- Exercise task a
Rewrite the records from the line with "Patent image size: (893, 1353)." through the end of the records, replacing "implementation" with "realization" and leaving everything else unchanged.

- Page excerpt
◆ ◆ ◆ ◆ ◆
# Which guages



## Terran200sx (Dec 30, 2004)

i have room for 3 guages in a custom interior piece i'm making, which is a better combo?

1. Oil Press, Oil Temp, Volts
2. Oil Press, Volts, EGT
3. Oil Press, Oil Temp, EGT

?


----------



## killrmack (Nov 30, 2005)

Terran200sx said:


> i have room for 3 guages in a custom interior piece i'm making, which is a better combo?
> 
> 1. Oil Press, Oil Temp, Volts
> 2. Oil Press, Volts, EGT
> ...


Just wondering but why cant you make a 4 gauge cluster.


----------



## killrmack (Nov 30, 2005)

Sorry I might of jumped the gun by saying it was a cluster, but what are you working with. I not the best but I'm a decent draftsman on the 3d level. So if you would like to talk design I would be glad to help. That goes for every one else out there.


----------



## trmn8r (Apr 16, 2005)

i personally am goin with turbo, oil pressure, Fuel Pressure.


----------



## Terran200sx (Dec 30, 2004)

Boost can be monitored by the boost controller.

1. Oil Press, Oil Temp, Volts
2. Oil Press, Volts, EGT
3. Oil Press, Oil Temp, EGT


----------



## nosdelux (Dec 8, 2004)

I'm gonna say the first one...simply because the voltmeter has saved my ass when the alternator went and when I was having electrical problems...and since you are running a turbo setup, then oil pressure and temp are very important.


----------



## trmn8r (Apr 16, 2005)

definately need the oil press one. that saved my ass when my turbo oil line busted.


----------



## BoostedSE (Jun 26, 2005)

no need for volts, I'd go oil pressure, water temp, and egt


----------



## Terran200sx (Dec 30, 2004)
◆ ◆ ◆ ◆ ◆
- Source records

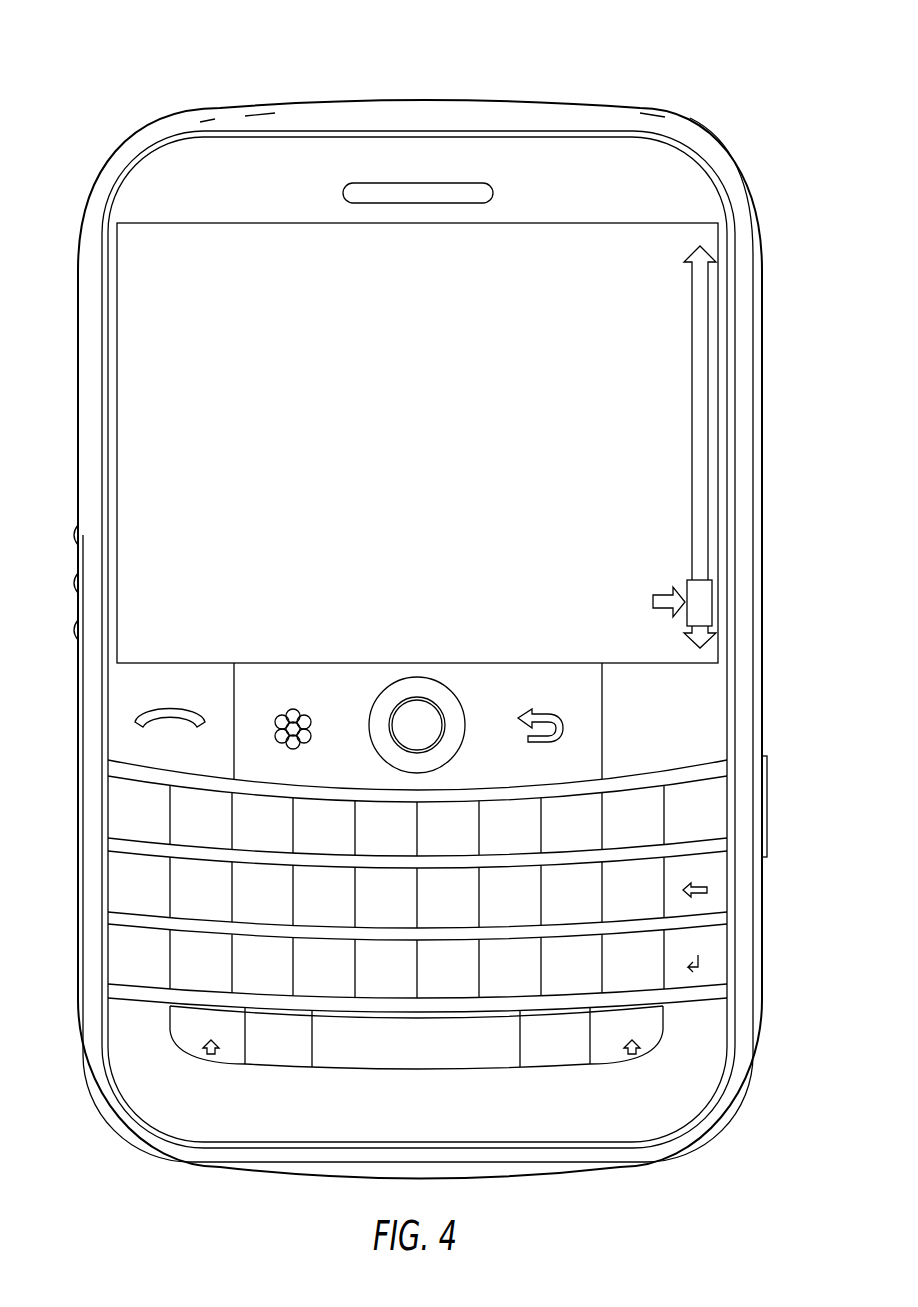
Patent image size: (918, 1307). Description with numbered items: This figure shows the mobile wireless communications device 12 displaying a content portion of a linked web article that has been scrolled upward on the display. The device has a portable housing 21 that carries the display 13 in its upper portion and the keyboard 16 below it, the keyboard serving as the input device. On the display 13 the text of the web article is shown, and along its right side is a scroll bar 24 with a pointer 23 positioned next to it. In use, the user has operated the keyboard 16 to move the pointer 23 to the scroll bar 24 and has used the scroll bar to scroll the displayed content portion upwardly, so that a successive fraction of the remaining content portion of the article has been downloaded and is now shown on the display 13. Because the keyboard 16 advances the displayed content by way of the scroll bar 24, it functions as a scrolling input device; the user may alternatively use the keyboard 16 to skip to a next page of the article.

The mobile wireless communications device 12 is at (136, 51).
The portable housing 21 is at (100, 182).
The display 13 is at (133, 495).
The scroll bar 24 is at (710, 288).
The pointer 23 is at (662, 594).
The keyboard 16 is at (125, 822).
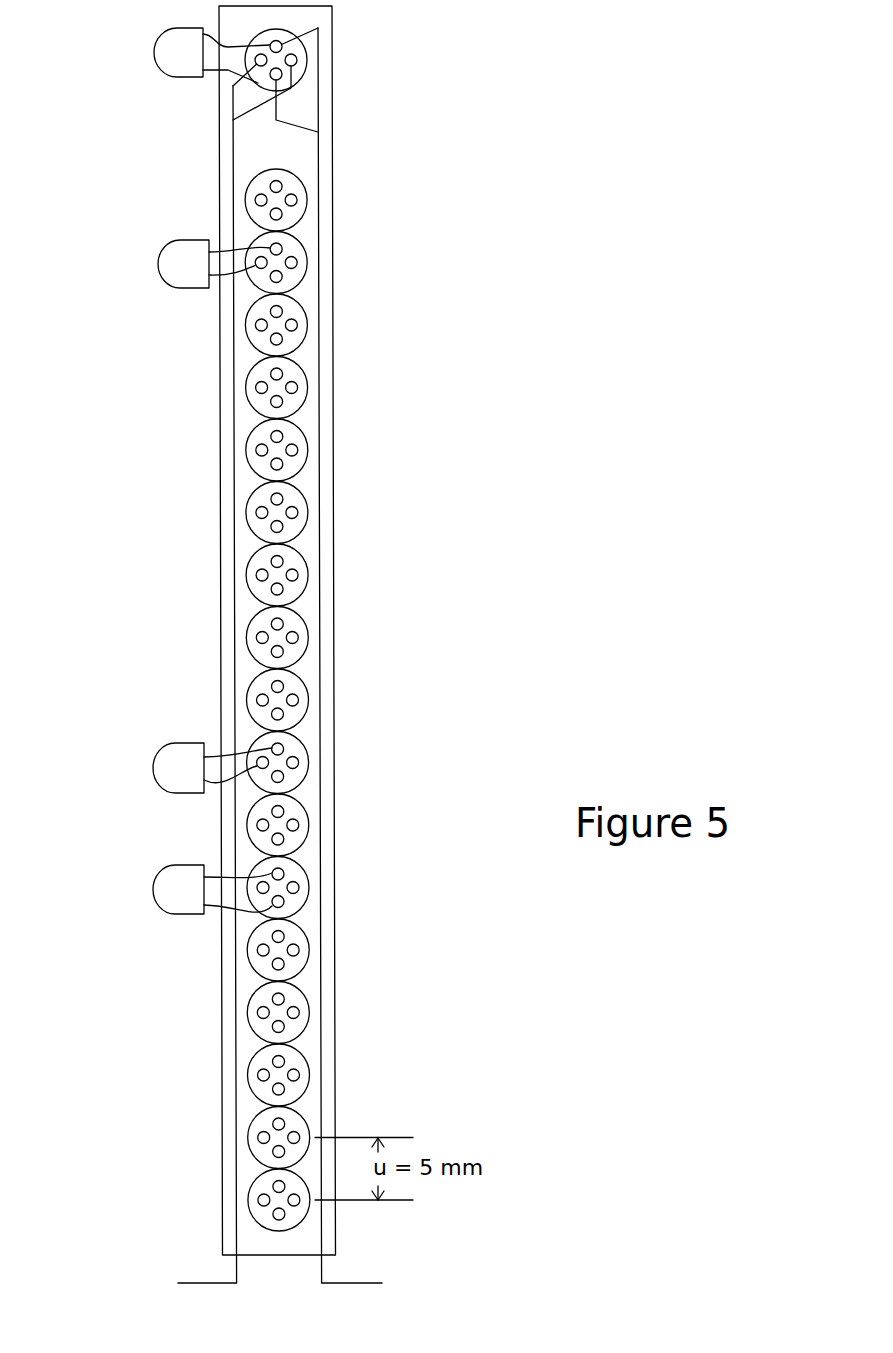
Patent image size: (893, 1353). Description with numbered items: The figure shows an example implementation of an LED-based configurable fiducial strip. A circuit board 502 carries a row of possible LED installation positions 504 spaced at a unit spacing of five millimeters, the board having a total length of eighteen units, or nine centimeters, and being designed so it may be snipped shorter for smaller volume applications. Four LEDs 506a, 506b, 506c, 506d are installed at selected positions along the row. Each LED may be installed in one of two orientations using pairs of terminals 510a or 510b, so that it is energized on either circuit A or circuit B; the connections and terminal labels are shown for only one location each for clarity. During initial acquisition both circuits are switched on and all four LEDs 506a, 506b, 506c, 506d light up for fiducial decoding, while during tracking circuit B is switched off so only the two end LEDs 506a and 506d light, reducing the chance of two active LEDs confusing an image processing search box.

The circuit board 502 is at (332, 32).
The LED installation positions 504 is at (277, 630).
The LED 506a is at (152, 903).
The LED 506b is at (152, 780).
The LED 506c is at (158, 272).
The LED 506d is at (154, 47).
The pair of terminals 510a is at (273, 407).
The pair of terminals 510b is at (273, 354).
◆ ◆ ◆ ◆ ◆
- Exercise task b
In the gauge thread, what does Terran200sx say can be used to monitor boost?

- Complete answer a
Patent image size: (893, 1353). Description with numbered items: The figure shows an example realization of an LED-based configurable fiducial strip. A circuit board 502 carries a row of possible LED installation positions 504 spaced at a unit spacing of five millimeters, the board having a total length of eighteen units, or nine centimeters, and being designed so it may be snipped shorter for smaller volume applications. Four LEDs 506a, 506b, 506c, 506d are installed at selected positions along the row. Each LED may be installed in one of two orientations using pairs of terminals 510a or 510b, so that it is energized on either circuit A or circuit B; the connections and terminal labels are shown for only one location each for clarity. During initial acquisition both circuits are switched on and all four LEDs 506a, 506b, 506c, 506d light up for fiducial decoding, while during tracking circuit B is switched off so only the two end LEDs 506a and 506d light, reducing the chance of two active LEDs confusing an image processing search box.

The circuit board 502 is at (332, 32).
The LED installation positions 504 is at (277, 630).
The LED 506a is at (152, 903).
The LED 506b is at (152, 780).
The LED 506c is at (158, 272).
The LED 506d is at (154, 47).
The pair of terminals 510a is at (273, 407).
The pair of terminals 510b is at (273, 354).

- Complete answer b
The boost controller.